## Supplied records

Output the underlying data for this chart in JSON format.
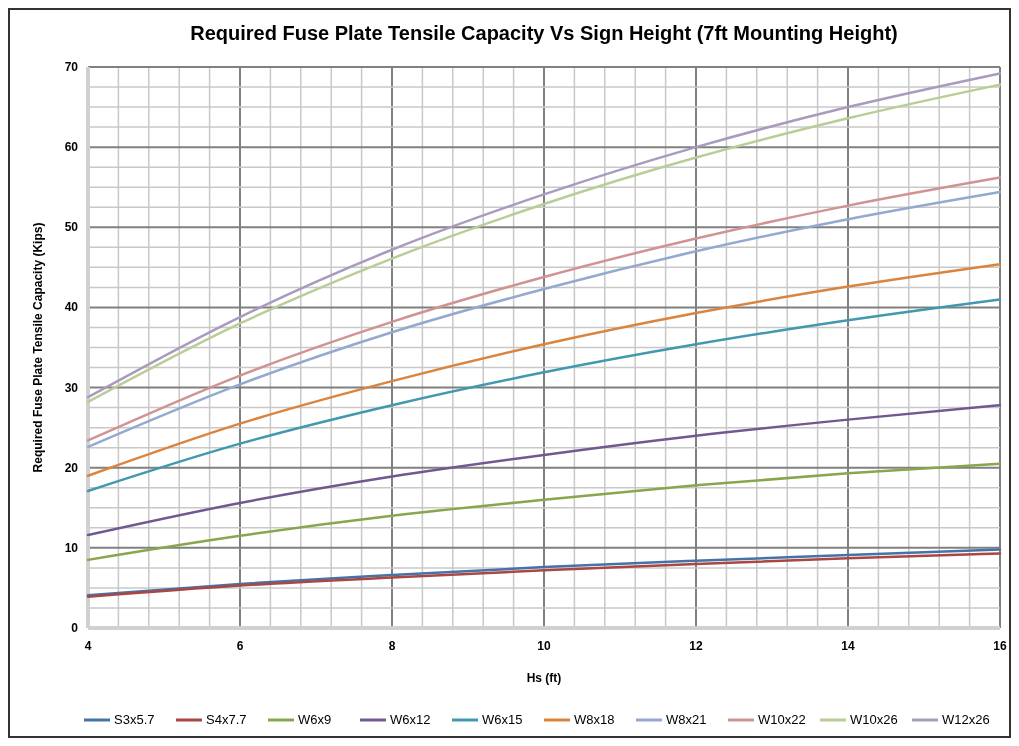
{
  "chart_data": {
    "type": "line",
    "title": "Required Fuse Plate Tensile Capacity Vs Sign Height (7ft Mounting Height)",
    "xlabel": "Hs (ft)",
    "ylabel": "Required Fuse Plate Tensile Capacity (Kips)",
    "x": [
      4,
      6,
      8,
      10,
      12,
      14,
      16
    ],
    "xlim": [
      4,
      16
    ],
    "xticks": [
      4,
      {
        "value": 4.4,
        "label": null
      },
      {
        "value": 4.8,
        "label": null
      },
      {
        "value": 5.2,
        "label": null
      },
      {
        "value": 5.6,
        "label": null
      },
      6,
      {
        "value": 6.4,
        "label": null
      },
      {
        "value": 6.8,
        "label": null
      },
      {
        "value": 7.2,
        "label": null
      },
      {
        "value": 7.6,
        "label": null
      },
      8,
      {
        "value": 8.4,
        "label": null
      },
      {
        "value": 8.8,
        "label": null
      },
      {
        "value": 9.2,
        "label": null
      },
      {
        "value": 9.6,
        "label": null
      },
      10,
      {
        "value": 10.4,
        "label": null
      },
      {
        "value": 10.8,
        "label": null
      },
      {
        "value": 11.2,
        "label": null
      },
      {
        "value": 11.6,
        "label": null
      },
      12,
      {
        "value": 12.4,
        "label": null
      },
      {
        "value": 12.8,
        "label": null
      },
      {
        "value": 13.2,
        "label": null
      },
      {
        "value": 13.6,
        "label": null
      },
      14,
      {
        "value": 14.4,
        "label": null
      },
      {
        "value": 14.8,
        "label": null
      },
      {
        "value": 15.2,
        "label": null
      },
      {
        "value": 15.6,
        "label": null
      },
      16
    ],
    "ylim": [
      0,
      70
    ],
    "yticks": [
      0,
      {
        "value": 2.5,
        "label": null
      },
      {
        "value": 5,
        "label": null
      },
      {
        "value": 7.5,
        "label": null
      },
      10,
      {
        "value": 12.5,
        "label": null
      },
      {
        "value": 15,
        "label": null
      },
      {
        "value": 17.5,
        "label": null
      },
      20,
      {
        "value": 22.5,
        "label": null
      },
      {
        "value": 25,
        "label": null
      },
      {
        "value": 27.5,
        "label": null
      },
      30,
      {
        "value": 32.5,
        "label": null
      },
      {
        "value": 35,
        "label": null
      },
      {
        "value": 37.5,
        "label": null
      },
      40,
      {
        "value": 42.5,
        "label": null
      },
      {
        "value": 45,
        "label": null
      },
      {
        "value": 47.5,
        "label": null
      },
      50,
      {
        "value": 52.5,
        "label": null
      },
      {
        "value": 55,
        "label": null
      },
      {
        "value": 57.5,
        "label": null
      },
      60,
      {
        "value": 62.5,
        "label": null
      },
      {
        "value": 65,
        "label": null
      },
      {
        "value": 67.5,
        "label": null
      },
      70
    ],
    "grid": true,
    "legend": "bottom",
    "marker": "none",
    "line_style": "solid",
    "series": [
      {
        "name": "S3x5.7",
        "color": "#4572a7",
        "values": [
          4.1,
          5.5,
          6.6,
          7.6,
          8.4,
          9.1,
          9.8
        ]
      },
      {
        "name": "S4x7.7",
        "color": "#aa4643",
        "values": [
          3.9,
          5.3,
          6.3,
          7.2,
          8.0,
          8.7,
          9.3
        ]
      },
      {
        "name": "W6x9",
        "color": "#89a54e",
        "values": [
          8.5,
          11.5,
          14.0,
          16.0,
          17.8,
          19.3,
          20.5
        ]
      },
      {
        "name": "W6x12",
        "color": "#71588f",
        "values": [
          11.6,
          15.6,
          18.9,
          21.6,
          24.0,
          26.0,
          27.8
        ]
      },
      {
        "name": "W6x15",
        "color": "#4198af",
        "values": [
          17.1,
          23.0,
          27.8,
          31.9,
          35.4,
          38.4,
          41.0
        ]
      },
      {
        "name": "W8x18",
        "color": "#db843d",
        "values": [
          19.0,
          25.5,
          30.8,
          35.4,
          39.3,
          42.6,
          45.4
        ]
      },
      {
        "name": "W8x21",
        "color": "#93a9cf",
        "values": [
          22.6,
          30.4,
          36.9,
          42.3,
          47.0,
          51.0,
          54.4
        ]
      },
      {
        "name": "W10x22",
        "color": "#d19392",
        "values": [
          23.4,
          31.5,
          38.2,
          43.8,
          48.6,
          52.7,
          56.2
        ]
      },
      {
        "name": "W10x26",
        "color": "#b9cd96",
        "values": [
          28.2,
          38.0,
          46.1,
          52.9,
          58.7,
          63.6,
          67.8
        ]
      },
      {
        "name": "W12x26",
        "color": "#a99bbd",
        "values": [
          28.8,
          38.8,
          47.2,
          54.1,
          60.0,
          65.0,
          69.2
        ]
      }
    ]
  }
}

## Brief
All the records need to be repeated exactly, with the images dropped.

## Response to the task
Output the underlying data for this chart in JSON format.
{
  "chart_data": {
    "type": "line",
    "title": "Required Fuse Plate Tensile Capacity Vs Sign Height (7ft Mounting Height)",
    "xlabel": "Hs (ft)",
    "ylabel": "Required Fuse Plate Tensile Capacity (Kips)",
    "x": [
      4,
      6,
      8,
      10,
      12,
      14,
      16
    ],
    "xlim": [
      4,
      16
    ],
    "xticks": [
      4,
      {
        "value": 4.4,
        "label": null
      },
      {
        "value": 4.8,
        "label": null
      },
      {
        "value": 5.2,
        "label": null
      },
      {
        "value": 5.6,
        "label": null
      },
      6,
      {
        "value": 6.4,
        "label": null
      },
      {
        "value": 6.8,
        "label": null
      },
      {
        "value": 7.2,
        "label": null
      },
      {
        "value": 7.6,
        "label": null
      },
      8,
      {
        "value": 8.4,
        "label": null
      },
      {
        "value": 8.8,
        "label": null
      },
      {
        "value": 9.2,
        "label": null
      },
      {
        "value": 9.6,
        "label": null
      },
      10,
      {
        "value": 10.4,
        "label": null
      },
      {
        "value": 10.8,
        "label": null
      },
      {
        "value": 11.2,
        "label": null
      },
      {
        "value": 11.6,
        "label": null
      },
      12,
      {
        "value": 12.4,
        "label": null
      },
      {
        "value": 12.8,
        "label": null
      },
      {
        "value": 13.2,
        "label": null
      },
      {
        "value": 13.6,
        "label": null
      },
      14,
      {
        "value": 14.4,
        "label": null
      },
      {
        "value": 14.8,
        "label": null
      },
      {
        "value": 15.2,
        "label": null
      },
      {
        "value": 15.6,
        "label": null
      },
      16
    ],
    "ylim": [
      0,
      70
    ],
    "yticks": [
      0,
      {
        "value": 2.5,
        "label": null
      },
      {
        "value": 5,
        "label": null
      },
      {
        "value": 7.5,
        "label": null
      },
      10,
      {
        "value": 12.5,
        "label": null
      },
      {
        "value": 15,
        "label": null
      },
      {
        "value": 17.5,
        "label": null
      },
      20,
      {
        "value": 22.5,
        "label": null
      },
      {
        "value": 25,
        "label": null
      },
      {
        "value": 27.5,
        "label": null
      },
      30,
      {
        "value": 32.5,
        "label": null
      },
      {
        "value": 35,
        "label": null
      },
      {
        "value": 37.5,
        "label": null
      },
      40,
      {
        "value": 42.5,
        "label": null
      },
      {
        "value": 45,
        "label": null
      },
      {
        "value": 47.5,
        "label": null
      },
      50,
      {
        "value": 52.5,
        "label": null
      },
      {
        "value": 55,
        "label": null
      },
      {
        "value": 57.5,
        "label": null
      },
      60,
      {
        "value": 62.5,
        "label": null
      },
      {
        "value": 65,
        "label": null
      },
      {
        "value": 67.5,
        "label": null
      },
      70
    ],
    "grid": true,
    "legend": "bottom",
    "marker": "none",
    "line_style": "solid",
    "series": [
      {
        "name": "S3x5.7",
        "color": "#4572a7",
        "values": [
          4.1,
          5.5,
          6.6,
          7.6,
          8.4,
          9.1,
          9.8
        ]
      },
      {
        "name": "S4x7.7",
        "color": "#aa4643",
        "values": [
          3.9,
          5.3,
          6.3,
          7.2,
          8.0,
          8.7,
          9.3
        ]
      },
      {
        "name": "W6x9",
        "color": "#89a54e",
        "values": [
          8.5,
          11.5,
          14.0,
          16.0,
          17.8,
          19.3,
          20.5
        ]
      },
      {
        "name": "W6x12",
        "color": "#71588f",
        "values": [
          11.6,
          15.6,
          18.9,
          21.6,
          24.0,
          26.0,
          27.8
        ]
      },
      {
        "name": "W6x15",
        "color": "#4198af",
        "values": [
          17.1,
          23.0,
          27.8,
          31.9,
          35.4,
          38.4,
          41.0
        ]
      },
      {
        "name": "W8x18",
        "color": "#db843d",
        "values": [
          19.0,
          25.5,
          30.8,
          35.4,
          39.3,
          42.6,
          45.4
        ]
      },
      {
        "name": "W8x21",
        "color": "#93a9cf",
        "values": [
          22.6,
          30.4,
          36.9,
          42.3,
          47.0,
          51.0,
          54.4
        ]
      },
      {
        "name": "W10x22",
        "color": "#d19392",
        "values": [
          23.4,
          31.5,
          38.2,
          43.8,
          48.6,
          52.7,
          56.2
        ]
      },
      {
        "name": "W10x26",
        "color": "#b9cd96",
        "values": [
          28.2,
          38.0,
          46.1,
          52.9,
          58.7,
          63.6,
          67.8
        ]
      },
      {
        "name": "W12x26",
        "color": "#a99bbd",
        "values": [
          28.8,
          38.8,
          47.2,
          54.1,
          60.0,
          65.0,
          69.2
        ]
      }
    ]
  }
}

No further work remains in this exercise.